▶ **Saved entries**
====================

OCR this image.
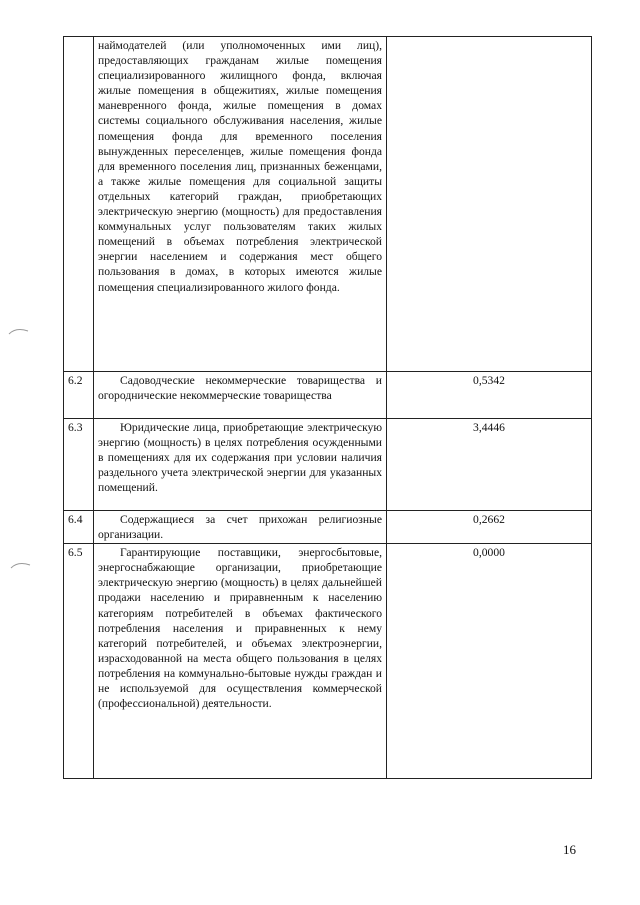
	наймодателей (или уполномоченных ими лиц), предоставляющих гражданам жилые помещения специализированного жилищного фонда, включая жилые помещения в общежитиях, жилые помещения маневренного фонда, жилые помещения в домах системы социального обслуживания населения, жилые помещения фонда для временного поселения вынужденных переселенцев, жилые помещения фонда для временного поселения лиц, признанных беженцами, а также жилые помещения для социальной защиты отдельных категорий граждан, приобретающих электрическую энергию (мощность) для предоставления коммунальных услуг пользователям таких жилых помещений в объемах потребления электрической энергии населением и содержания мест общего пользования в домах, в которых имеются жилые помещения специализированного жилого фонда.	

6.2	Садоводческие некоммерческие товарищества и огороднические некоммерческие товарищества	0,5342
6.3	Юридические лица, приобретающие электрическую энергию (мощность) в целях потребления осужденными в помещениях для их содержания при условии наличия раздельного учета электрической энергии для указанных помещений.	3,4446
6.4	Содержащиеся за счет прихожан религиозные организации.	0,2662
6.5	Гарантирующие поставщики, энергосбытовые, энергоснабжающие организации, приобретающие электрическую энергию (мощность) в целях дальнейшей продажи населению и приравненным к населению категориям потребителей в объемах фактического потребления населения и приравненных к нему категорий потребителей, и объемах электроэнергии, израсходованной на места общего пользования в целях потребления на коммунально-бытовые нужды граждан и не используемой для осуществления коммерческой (профессиональной) деятельности.	0,0000
16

====================

▶ **EXERCISE BRIEF**
From the listing above, find the number of lines with the word "организации" in them. Answer with the number only.

▶ **WRITTEN RESPONSE**
2